### Instructions for the task
Keep only those lines of the records that include the string "grid".
━━━━━ Data for the task ━━━━━
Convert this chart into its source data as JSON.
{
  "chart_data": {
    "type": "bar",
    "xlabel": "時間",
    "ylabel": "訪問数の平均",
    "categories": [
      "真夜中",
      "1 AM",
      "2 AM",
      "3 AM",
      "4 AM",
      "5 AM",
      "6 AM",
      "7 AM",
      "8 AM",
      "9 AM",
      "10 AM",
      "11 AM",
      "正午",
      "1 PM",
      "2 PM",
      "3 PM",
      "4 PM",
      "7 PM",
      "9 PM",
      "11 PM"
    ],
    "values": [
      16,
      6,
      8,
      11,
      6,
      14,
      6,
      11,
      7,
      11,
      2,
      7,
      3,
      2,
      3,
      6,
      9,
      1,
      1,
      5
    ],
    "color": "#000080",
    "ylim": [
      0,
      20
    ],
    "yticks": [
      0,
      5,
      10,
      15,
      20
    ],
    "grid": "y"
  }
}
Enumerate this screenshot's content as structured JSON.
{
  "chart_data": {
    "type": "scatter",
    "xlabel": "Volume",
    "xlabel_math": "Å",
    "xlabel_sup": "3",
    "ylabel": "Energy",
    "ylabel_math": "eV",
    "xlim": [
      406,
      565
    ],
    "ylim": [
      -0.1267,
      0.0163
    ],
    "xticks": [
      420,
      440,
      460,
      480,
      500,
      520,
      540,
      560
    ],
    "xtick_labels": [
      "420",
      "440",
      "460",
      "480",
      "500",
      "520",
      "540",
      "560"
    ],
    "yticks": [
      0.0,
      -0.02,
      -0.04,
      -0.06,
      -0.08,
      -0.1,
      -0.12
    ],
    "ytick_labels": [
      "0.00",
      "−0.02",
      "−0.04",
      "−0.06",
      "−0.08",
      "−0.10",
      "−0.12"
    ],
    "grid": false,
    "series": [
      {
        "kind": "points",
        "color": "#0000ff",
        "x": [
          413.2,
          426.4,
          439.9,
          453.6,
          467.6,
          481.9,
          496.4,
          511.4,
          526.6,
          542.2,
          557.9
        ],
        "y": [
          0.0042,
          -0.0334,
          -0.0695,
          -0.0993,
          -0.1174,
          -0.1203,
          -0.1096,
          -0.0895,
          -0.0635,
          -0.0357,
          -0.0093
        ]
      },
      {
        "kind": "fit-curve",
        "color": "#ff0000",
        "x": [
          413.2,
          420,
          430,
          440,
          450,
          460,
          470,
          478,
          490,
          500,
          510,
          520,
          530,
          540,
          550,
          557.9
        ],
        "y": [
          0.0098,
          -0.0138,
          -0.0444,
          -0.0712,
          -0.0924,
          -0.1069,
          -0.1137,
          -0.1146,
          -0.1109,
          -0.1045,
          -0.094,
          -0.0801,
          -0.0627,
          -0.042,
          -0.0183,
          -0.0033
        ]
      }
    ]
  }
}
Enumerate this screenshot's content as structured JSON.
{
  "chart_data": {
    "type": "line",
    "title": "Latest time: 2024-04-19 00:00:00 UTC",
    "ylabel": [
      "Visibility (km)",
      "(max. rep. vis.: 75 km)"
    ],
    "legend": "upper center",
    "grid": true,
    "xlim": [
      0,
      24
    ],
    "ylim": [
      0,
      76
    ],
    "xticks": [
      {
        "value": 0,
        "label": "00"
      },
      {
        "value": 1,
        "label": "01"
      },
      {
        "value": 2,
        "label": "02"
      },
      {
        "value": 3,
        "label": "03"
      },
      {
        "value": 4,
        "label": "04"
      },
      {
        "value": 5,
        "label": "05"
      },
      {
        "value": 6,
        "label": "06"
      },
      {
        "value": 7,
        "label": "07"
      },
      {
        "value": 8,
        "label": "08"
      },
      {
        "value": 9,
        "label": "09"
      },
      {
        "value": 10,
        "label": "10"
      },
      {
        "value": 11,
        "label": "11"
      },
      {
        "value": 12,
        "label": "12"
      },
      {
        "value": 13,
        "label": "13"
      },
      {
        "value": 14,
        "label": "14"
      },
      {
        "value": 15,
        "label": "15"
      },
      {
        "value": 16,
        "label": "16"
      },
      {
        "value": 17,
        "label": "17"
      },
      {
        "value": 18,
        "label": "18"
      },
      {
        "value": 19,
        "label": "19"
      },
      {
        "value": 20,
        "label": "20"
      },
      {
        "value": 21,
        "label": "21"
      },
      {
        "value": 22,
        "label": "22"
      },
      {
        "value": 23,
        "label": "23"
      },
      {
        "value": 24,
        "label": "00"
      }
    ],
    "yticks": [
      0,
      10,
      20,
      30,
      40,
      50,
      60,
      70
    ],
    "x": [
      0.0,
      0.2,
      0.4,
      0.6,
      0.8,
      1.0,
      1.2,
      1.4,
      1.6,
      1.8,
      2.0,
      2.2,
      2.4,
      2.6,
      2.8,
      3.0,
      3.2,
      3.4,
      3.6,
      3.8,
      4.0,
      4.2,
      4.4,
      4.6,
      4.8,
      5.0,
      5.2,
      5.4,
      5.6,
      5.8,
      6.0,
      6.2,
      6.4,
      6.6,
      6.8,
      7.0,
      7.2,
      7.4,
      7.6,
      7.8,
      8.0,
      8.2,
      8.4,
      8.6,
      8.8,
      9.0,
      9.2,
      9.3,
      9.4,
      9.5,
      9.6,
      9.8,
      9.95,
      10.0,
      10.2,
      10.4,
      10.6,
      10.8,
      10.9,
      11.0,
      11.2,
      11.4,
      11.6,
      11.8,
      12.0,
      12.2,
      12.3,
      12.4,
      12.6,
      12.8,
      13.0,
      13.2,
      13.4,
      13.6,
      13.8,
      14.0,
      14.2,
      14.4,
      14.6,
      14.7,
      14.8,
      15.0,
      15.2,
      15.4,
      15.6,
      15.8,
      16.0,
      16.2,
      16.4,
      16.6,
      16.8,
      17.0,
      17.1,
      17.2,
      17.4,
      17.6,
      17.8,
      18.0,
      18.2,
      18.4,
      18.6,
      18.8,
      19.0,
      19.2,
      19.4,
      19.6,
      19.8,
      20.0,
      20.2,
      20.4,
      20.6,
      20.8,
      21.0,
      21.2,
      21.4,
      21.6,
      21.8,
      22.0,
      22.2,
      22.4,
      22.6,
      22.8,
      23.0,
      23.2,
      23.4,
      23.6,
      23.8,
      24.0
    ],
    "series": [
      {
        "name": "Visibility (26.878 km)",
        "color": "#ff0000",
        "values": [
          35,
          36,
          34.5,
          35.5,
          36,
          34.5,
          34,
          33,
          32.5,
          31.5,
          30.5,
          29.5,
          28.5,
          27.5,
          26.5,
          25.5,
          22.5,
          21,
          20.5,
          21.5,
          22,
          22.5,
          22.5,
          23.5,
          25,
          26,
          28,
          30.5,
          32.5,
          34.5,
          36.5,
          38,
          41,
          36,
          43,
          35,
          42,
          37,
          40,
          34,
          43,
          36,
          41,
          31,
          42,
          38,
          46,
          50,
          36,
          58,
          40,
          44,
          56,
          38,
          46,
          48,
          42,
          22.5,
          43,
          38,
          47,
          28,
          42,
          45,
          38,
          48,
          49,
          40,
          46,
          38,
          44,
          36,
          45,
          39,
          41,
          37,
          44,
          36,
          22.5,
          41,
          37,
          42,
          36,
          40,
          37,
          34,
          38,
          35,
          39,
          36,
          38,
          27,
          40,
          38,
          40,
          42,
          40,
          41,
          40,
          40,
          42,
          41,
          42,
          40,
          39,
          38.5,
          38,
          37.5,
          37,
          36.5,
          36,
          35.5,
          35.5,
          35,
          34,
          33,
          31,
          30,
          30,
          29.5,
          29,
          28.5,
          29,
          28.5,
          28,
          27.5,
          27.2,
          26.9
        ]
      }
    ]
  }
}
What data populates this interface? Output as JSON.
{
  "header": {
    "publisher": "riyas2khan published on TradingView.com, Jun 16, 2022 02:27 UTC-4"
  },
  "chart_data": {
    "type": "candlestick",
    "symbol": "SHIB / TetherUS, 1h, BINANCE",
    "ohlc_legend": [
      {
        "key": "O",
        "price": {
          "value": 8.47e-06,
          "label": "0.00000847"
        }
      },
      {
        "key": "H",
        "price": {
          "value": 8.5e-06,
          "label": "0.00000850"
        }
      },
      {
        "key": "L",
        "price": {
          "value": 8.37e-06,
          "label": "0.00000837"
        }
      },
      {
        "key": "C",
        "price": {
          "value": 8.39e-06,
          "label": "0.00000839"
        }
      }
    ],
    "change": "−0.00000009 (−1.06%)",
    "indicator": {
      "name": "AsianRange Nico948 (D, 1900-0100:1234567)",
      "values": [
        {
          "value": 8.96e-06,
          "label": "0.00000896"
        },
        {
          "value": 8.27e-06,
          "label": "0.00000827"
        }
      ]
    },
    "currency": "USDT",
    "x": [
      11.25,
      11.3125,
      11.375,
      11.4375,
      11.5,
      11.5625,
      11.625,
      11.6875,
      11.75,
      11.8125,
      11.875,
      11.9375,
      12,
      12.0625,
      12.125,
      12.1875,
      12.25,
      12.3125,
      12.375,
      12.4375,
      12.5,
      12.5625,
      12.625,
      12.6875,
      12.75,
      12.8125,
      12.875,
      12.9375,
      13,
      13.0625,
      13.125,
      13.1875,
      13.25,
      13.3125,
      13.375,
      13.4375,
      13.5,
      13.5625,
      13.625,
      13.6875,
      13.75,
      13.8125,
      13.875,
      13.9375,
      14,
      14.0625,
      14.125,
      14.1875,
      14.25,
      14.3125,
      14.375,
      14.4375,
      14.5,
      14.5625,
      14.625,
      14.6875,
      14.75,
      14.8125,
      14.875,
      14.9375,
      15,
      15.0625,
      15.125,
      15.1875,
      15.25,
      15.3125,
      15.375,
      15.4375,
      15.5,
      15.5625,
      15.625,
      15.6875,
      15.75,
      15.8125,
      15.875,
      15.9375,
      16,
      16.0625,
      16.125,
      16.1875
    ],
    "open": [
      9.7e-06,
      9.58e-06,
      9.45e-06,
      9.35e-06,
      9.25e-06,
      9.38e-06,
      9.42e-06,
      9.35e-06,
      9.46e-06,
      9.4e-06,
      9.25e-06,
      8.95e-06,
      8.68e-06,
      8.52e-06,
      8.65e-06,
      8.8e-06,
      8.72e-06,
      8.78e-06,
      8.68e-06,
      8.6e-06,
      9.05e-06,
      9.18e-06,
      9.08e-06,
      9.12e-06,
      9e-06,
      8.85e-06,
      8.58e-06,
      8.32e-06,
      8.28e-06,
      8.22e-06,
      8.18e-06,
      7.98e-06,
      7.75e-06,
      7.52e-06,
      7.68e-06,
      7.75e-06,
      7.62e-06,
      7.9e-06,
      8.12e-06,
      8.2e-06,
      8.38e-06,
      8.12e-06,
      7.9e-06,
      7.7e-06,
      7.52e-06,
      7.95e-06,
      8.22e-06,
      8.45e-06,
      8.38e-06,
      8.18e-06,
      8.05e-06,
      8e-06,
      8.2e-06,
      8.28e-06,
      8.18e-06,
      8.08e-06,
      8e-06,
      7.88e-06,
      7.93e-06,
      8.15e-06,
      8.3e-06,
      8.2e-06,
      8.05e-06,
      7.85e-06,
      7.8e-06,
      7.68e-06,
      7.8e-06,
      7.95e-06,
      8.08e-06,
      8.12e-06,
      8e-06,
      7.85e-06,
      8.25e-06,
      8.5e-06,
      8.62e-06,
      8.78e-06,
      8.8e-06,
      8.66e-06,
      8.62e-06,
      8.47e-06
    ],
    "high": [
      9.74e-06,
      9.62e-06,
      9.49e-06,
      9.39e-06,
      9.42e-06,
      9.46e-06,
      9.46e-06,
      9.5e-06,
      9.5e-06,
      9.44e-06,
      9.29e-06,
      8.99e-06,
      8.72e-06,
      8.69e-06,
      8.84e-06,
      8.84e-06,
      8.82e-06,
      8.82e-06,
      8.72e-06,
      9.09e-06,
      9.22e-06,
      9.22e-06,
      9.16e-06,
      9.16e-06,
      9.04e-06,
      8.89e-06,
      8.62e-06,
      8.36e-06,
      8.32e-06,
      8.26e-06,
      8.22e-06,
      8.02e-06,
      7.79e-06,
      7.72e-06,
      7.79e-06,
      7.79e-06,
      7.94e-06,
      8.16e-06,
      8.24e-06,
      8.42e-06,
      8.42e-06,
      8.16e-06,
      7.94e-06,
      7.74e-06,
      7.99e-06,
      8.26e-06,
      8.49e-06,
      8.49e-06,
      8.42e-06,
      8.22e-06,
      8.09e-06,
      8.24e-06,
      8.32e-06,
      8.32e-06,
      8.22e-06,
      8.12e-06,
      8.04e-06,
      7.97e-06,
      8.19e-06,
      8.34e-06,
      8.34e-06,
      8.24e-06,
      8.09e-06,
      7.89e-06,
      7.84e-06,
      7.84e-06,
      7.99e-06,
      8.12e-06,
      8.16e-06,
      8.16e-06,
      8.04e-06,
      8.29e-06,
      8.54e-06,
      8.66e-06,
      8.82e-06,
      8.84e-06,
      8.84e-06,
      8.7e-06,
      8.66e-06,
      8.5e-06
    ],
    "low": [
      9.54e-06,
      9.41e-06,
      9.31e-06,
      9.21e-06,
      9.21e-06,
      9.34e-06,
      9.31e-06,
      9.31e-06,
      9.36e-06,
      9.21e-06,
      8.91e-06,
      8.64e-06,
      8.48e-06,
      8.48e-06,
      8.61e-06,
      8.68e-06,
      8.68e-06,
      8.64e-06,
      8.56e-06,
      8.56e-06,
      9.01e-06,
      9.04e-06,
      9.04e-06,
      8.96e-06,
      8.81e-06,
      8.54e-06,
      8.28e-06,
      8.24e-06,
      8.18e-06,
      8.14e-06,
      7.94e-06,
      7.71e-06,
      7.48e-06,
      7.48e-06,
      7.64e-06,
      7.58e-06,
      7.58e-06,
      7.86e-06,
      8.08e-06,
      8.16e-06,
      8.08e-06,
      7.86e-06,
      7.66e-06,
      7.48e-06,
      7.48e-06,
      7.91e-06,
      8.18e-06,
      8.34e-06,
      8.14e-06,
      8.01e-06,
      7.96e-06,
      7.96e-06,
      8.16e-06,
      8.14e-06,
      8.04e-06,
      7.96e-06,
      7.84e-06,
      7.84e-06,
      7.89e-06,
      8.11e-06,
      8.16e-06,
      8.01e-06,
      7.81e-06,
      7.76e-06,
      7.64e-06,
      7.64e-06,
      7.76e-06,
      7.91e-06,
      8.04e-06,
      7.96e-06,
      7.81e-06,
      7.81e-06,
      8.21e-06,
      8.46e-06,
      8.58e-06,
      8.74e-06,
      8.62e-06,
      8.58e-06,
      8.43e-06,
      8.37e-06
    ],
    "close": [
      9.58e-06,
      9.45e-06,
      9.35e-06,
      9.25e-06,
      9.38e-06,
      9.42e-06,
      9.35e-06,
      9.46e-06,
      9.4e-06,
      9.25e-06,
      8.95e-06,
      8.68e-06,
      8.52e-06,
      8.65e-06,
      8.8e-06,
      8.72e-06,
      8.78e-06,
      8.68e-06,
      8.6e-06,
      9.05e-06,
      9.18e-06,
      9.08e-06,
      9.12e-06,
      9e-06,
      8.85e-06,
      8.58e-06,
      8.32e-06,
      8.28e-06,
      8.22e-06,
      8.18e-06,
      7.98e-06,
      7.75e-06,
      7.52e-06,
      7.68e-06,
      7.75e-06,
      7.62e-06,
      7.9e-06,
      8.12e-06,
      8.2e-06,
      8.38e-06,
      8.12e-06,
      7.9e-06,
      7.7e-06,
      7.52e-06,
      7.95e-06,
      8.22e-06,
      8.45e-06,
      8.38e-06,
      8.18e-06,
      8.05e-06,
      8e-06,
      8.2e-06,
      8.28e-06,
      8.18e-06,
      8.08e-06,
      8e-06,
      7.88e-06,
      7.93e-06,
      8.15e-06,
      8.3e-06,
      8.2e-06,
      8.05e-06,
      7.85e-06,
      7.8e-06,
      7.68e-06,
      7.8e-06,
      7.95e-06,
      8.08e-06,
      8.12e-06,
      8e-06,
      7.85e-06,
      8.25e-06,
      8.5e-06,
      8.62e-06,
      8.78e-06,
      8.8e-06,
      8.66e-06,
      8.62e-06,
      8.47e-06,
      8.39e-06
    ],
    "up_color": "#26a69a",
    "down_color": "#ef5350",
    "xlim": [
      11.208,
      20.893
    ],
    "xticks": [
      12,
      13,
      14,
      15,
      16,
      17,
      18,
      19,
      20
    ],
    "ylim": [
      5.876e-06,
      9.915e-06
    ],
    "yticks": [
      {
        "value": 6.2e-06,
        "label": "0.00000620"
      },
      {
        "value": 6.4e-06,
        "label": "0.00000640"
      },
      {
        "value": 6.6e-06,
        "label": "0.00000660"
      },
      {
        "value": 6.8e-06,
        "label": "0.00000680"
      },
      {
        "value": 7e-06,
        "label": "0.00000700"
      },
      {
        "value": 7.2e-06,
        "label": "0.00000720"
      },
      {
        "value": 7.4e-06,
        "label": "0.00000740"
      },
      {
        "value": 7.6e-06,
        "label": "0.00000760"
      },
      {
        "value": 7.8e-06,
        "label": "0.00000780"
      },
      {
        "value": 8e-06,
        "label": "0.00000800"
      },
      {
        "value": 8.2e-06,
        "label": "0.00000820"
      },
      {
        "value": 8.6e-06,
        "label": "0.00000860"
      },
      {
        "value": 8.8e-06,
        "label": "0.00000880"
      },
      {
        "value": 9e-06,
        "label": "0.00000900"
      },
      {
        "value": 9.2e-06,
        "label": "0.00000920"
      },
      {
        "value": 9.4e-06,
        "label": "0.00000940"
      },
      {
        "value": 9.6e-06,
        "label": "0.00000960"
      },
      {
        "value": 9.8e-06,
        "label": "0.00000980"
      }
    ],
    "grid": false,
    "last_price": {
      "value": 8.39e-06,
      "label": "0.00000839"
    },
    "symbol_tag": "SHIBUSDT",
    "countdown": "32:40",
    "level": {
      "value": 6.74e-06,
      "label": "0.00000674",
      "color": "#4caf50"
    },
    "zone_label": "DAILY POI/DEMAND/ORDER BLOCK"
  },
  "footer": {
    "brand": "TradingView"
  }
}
━━━━━
### Answer
    "grid": "y"
    "grid": false,
    "grid": true,
    "grid": false,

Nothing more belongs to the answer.